* [GIVEN TASK] Here are some records. Copy each one exactly.

* [STORED RECORDS]
● ● ● ● ● ● ●
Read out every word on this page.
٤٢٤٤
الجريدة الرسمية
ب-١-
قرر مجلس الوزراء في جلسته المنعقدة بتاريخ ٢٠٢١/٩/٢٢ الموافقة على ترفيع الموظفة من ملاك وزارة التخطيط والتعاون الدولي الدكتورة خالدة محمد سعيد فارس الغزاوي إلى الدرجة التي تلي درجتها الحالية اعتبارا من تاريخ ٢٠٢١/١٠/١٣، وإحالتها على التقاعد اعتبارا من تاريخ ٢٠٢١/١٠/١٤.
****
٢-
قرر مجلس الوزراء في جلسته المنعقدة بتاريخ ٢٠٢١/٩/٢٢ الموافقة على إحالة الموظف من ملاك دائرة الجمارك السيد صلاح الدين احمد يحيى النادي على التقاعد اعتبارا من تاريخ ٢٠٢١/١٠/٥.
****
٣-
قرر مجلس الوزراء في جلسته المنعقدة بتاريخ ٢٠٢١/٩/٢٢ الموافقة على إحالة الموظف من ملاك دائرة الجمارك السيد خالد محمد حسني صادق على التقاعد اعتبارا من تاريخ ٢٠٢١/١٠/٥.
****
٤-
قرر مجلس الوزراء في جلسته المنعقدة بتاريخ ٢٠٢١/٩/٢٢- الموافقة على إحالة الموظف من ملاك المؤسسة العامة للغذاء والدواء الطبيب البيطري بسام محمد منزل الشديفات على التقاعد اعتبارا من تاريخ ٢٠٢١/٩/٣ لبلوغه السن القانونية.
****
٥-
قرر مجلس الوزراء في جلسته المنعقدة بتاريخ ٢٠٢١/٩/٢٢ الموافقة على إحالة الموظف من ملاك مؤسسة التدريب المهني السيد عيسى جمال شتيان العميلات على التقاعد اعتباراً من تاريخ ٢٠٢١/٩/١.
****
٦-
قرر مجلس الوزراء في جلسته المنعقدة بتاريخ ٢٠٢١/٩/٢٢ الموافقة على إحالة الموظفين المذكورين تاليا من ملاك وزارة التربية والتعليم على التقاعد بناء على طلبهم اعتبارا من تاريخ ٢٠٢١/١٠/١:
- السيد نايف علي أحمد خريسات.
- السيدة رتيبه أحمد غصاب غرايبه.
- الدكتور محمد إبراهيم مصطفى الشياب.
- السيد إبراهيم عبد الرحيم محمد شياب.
● ● ● ● ● ● ●
* [OUTPUT BELOW]
Read out every word on this page.
٤٢٤٤
الجريدة الرسمية
ب-١-
قرر مجلس الوزراء في جلسته المنعقدة بتاريخ ٢٠٢١/٩/٢٢ الموافقة على ترفيع الموظفة من ملاك وزارة التخطيط والتعاون الدولي الدكتورة خالدة محمد سعيد فارس الغزاوي إلى الدرجة التي تلي درجتها الحالية اعتبارا من تاريخ ٢٠٢١/١٠/١٣، وإحالتها على التقاعد اعتبارا من تاريخ ٢٠٢١/١٠/١٤.
****
٢-
قرر مجلس الوزراء في جلسته المنعقدة بتاريخ ٢٠٢١/٩/٢٢ الموافقة على إحالة الموظف من ملاك دائرة الجمارك السيد صلاح الدين احمد يحيى النادي على التقاعد اعتبارا من تاريخ ٢٠٢١/١٠/٥.
****
٣-
قرر مجلس الوزراء في جلسته المنعقدة بتاريخ ٢٠٢١/٩/٢٢ الموافقة على إحالة الموظف من ملاك دائرة الجمارك السيد خالد محمد حسني صادق على التقاعد اعتبارا من تاريخ ٢٠٢١/١٠/٥.
****
٤-
قرر مجلس الوزراء في جلسته المنعقدة بتاريخ ٢٠٢١/٩/٢٢- الموافقة على إحالة الموظف من ملاك المؤسسة العامة للغذاء والدواء الطبيب البيطري بسام محمد منزل الشديفات على التقاعد اعتبارا من تاريخ ٢٠٢١/٩/٣ لبلوغه السن القانونية.
****
٥-
قرر مجلس الوزراء في جلسته المنعقدة بتاريخ ٢٠٢١/٩/٢٢ الموافقة على إحالة الموظف من ملاك مؤسسة التدريب المهني السيد عيسى جمال شتيان العميلات على التقاعد اعتباراً من تاريخ ٢٠٢١/٩/١.
****
٦-
قرر مجلس الوزراء في جلسته المنعقدة بتاريخ ٢٠٢١/٩/٢٢ الموافقة على إحالة الموظفين المذكورين تاليا من ملاك وزارة التربية والتعليم على التقاعد بناء على طلبهم اعتبارا من تاريخ ٢٠٢١/١٠/١:
- السيد نايف علي أحمد خريسات.
- السيدة رتيبه أحمد غصاب غرايبه.
- الدكتور محمد إبراهيم مصطفى الشياب.
- السيد إبراهيم عبد الرحيم محمد شياب.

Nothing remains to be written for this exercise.